What is needed >>
From the entries below, list each line with "true".

+-------+

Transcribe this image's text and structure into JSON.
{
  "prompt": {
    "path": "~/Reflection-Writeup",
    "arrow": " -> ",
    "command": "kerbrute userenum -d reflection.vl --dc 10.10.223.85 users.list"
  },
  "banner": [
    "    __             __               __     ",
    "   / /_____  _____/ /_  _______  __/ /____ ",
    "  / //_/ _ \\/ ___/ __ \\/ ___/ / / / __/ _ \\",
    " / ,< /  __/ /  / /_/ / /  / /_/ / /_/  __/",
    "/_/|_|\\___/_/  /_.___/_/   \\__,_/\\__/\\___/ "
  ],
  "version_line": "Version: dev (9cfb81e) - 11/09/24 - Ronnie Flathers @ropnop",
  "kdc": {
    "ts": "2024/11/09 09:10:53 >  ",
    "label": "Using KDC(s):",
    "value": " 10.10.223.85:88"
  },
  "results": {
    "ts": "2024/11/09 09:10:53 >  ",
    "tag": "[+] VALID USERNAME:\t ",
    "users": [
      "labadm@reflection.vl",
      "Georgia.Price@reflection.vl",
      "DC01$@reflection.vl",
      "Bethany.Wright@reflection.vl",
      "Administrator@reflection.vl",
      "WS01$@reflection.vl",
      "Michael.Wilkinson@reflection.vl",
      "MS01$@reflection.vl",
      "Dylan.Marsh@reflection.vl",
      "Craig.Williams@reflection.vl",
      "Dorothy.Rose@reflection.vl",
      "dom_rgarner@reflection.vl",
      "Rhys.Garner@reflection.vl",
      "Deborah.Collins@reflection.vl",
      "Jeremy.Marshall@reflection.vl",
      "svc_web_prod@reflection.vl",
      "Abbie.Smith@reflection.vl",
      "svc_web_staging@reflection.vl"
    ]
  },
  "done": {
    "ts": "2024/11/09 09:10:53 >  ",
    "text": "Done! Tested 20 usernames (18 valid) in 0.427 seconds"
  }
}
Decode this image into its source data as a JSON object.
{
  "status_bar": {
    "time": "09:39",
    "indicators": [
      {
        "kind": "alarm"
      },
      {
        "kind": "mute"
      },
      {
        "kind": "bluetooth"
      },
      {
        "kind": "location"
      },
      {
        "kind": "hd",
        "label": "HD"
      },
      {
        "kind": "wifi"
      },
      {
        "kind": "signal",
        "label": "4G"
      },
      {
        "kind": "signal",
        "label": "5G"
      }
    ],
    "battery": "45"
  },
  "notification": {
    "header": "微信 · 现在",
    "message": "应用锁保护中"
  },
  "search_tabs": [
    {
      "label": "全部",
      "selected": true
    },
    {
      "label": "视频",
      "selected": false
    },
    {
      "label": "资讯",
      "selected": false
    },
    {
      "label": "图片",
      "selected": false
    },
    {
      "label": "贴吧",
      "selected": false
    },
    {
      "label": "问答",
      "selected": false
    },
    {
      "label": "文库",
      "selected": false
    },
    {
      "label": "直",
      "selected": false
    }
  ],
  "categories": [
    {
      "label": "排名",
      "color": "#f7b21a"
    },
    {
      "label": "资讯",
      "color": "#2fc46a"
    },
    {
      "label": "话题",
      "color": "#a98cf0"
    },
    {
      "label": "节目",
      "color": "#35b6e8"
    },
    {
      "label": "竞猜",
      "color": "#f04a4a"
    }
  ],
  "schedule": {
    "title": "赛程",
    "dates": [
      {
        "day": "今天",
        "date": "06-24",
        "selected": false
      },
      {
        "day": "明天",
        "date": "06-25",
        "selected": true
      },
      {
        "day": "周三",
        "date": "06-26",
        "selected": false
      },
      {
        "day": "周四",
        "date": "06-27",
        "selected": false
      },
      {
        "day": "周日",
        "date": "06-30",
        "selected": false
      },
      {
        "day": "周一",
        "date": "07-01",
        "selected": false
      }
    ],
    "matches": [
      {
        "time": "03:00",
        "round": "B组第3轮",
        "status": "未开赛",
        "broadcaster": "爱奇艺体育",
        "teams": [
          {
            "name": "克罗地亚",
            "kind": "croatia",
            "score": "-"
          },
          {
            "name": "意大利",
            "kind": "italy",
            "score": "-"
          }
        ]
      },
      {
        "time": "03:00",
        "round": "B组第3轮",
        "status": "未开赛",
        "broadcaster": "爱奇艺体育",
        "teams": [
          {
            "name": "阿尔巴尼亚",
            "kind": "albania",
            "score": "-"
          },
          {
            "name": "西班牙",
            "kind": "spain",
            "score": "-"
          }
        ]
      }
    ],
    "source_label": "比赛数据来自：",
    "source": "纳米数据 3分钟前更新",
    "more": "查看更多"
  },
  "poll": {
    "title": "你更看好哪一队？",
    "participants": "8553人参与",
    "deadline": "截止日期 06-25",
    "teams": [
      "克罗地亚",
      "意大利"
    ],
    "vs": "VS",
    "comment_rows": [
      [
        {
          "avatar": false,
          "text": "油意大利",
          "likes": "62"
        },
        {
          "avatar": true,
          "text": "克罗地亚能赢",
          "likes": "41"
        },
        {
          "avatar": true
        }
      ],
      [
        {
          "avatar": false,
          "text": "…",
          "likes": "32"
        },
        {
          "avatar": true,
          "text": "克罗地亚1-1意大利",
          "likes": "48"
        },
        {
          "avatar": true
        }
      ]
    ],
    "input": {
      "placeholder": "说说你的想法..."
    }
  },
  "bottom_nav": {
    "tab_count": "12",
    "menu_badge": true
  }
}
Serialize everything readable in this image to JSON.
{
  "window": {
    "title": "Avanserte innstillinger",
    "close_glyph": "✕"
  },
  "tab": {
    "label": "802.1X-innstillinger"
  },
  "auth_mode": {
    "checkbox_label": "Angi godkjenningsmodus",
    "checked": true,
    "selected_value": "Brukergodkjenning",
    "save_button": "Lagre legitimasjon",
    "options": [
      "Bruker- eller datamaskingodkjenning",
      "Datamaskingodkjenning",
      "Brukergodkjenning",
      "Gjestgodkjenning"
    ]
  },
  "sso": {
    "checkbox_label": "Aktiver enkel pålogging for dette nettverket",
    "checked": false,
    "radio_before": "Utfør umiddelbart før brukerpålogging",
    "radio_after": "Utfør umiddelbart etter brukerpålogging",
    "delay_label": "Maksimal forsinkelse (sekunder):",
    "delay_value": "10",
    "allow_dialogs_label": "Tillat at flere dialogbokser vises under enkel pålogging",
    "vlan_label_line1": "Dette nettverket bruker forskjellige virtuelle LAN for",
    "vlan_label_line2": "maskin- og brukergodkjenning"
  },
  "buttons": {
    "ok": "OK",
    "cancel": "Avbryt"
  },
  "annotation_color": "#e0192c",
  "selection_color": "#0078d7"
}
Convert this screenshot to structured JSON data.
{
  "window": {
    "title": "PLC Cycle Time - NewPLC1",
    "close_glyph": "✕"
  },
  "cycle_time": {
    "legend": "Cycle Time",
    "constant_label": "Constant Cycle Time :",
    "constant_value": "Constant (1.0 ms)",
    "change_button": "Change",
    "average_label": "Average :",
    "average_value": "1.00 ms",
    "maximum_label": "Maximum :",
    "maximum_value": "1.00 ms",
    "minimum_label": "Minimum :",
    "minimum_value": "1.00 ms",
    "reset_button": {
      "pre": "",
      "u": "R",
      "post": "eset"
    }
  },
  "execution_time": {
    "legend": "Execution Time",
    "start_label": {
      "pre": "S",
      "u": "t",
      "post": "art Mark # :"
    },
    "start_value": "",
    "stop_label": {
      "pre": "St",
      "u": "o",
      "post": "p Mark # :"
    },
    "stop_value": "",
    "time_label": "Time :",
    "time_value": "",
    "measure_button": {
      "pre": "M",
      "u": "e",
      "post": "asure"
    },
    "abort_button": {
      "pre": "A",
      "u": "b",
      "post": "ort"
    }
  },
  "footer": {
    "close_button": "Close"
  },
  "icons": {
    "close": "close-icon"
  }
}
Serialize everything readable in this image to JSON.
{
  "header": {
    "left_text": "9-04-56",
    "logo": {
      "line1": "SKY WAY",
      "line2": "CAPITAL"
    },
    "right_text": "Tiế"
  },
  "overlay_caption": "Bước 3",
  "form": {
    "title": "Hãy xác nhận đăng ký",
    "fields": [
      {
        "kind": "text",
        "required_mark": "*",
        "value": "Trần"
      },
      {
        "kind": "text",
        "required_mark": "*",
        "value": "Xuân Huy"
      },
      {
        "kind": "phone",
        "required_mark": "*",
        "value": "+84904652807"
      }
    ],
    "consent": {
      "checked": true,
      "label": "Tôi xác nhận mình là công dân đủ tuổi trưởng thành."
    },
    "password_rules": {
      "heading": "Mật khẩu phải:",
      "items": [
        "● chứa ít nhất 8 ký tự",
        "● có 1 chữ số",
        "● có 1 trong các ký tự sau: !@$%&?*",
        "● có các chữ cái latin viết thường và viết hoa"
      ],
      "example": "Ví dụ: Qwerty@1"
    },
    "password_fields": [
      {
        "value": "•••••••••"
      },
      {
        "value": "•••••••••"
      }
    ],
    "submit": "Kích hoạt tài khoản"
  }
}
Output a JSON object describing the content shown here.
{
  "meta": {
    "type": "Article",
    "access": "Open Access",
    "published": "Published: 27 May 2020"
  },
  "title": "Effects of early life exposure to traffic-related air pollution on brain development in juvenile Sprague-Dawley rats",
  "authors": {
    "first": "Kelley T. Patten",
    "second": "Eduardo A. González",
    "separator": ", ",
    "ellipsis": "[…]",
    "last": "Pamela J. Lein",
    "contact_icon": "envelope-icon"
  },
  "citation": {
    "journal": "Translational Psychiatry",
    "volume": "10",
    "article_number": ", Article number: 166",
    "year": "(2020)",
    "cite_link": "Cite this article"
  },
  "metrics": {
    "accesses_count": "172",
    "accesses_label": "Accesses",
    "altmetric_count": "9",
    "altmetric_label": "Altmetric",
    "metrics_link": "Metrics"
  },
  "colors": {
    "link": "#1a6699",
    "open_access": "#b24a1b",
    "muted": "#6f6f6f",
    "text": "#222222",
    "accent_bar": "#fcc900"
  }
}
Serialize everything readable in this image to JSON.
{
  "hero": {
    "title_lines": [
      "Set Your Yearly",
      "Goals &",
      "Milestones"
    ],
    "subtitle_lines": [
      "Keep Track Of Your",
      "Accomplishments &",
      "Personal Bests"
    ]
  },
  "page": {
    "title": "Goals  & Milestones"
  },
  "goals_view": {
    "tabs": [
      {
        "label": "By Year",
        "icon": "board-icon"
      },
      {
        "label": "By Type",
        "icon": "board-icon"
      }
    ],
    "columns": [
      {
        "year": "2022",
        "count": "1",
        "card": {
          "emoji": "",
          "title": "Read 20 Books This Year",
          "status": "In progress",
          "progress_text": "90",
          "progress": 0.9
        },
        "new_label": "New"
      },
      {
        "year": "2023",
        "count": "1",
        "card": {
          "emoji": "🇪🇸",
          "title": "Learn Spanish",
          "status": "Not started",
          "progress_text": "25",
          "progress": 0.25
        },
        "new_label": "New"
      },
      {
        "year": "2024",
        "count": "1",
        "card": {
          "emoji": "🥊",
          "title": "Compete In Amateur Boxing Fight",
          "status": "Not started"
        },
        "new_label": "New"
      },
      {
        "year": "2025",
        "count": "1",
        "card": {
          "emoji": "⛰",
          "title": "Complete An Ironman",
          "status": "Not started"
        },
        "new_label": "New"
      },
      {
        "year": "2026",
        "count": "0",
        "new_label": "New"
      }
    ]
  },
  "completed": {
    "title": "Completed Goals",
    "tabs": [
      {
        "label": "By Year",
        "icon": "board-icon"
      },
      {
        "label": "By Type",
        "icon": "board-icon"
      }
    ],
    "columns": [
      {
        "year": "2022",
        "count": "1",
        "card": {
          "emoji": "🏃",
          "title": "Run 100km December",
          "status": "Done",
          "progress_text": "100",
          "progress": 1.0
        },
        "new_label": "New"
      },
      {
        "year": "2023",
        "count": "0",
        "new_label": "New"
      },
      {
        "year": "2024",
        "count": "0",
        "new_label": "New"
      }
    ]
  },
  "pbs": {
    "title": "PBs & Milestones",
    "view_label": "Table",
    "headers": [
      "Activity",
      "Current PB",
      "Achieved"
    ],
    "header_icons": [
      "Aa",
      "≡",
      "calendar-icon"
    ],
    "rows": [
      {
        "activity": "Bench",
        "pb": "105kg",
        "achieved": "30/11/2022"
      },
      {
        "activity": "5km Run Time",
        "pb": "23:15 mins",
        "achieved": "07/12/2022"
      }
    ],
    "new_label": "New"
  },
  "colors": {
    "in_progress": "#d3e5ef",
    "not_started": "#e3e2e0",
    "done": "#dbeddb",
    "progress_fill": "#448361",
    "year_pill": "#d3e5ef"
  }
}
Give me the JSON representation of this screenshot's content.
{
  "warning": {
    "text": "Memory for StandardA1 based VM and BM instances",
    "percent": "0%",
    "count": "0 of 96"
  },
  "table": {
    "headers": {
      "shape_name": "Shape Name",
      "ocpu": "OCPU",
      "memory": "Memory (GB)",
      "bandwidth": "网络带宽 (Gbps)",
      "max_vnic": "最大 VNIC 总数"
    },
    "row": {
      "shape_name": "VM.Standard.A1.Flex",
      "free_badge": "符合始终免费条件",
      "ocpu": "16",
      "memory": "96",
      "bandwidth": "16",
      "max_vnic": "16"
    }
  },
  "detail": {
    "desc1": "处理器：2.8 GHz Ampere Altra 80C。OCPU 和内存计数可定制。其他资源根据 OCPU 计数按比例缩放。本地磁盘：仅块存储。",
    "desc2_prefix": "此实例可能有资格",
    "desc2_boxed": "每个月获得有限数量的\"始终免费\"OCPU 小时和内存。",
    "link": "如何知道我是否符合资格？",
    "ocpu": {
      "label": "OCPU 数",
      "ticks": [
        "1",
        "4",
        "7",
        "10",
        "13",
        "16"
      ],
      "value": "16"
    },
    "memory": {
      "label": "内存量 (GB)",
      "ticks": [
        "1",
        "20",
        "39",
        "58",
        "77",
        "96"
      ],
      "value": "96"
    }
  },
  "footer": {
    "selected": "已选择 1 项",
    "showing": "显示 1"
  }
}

+-------+

Answer to the exercise >>
      "selected": true
        "selected": true
          "avatar": true,
          "avatar": true
          "avatar": true,
          "avatar": true
    "menu_badge": true
    "checked": true,
      "checked": true,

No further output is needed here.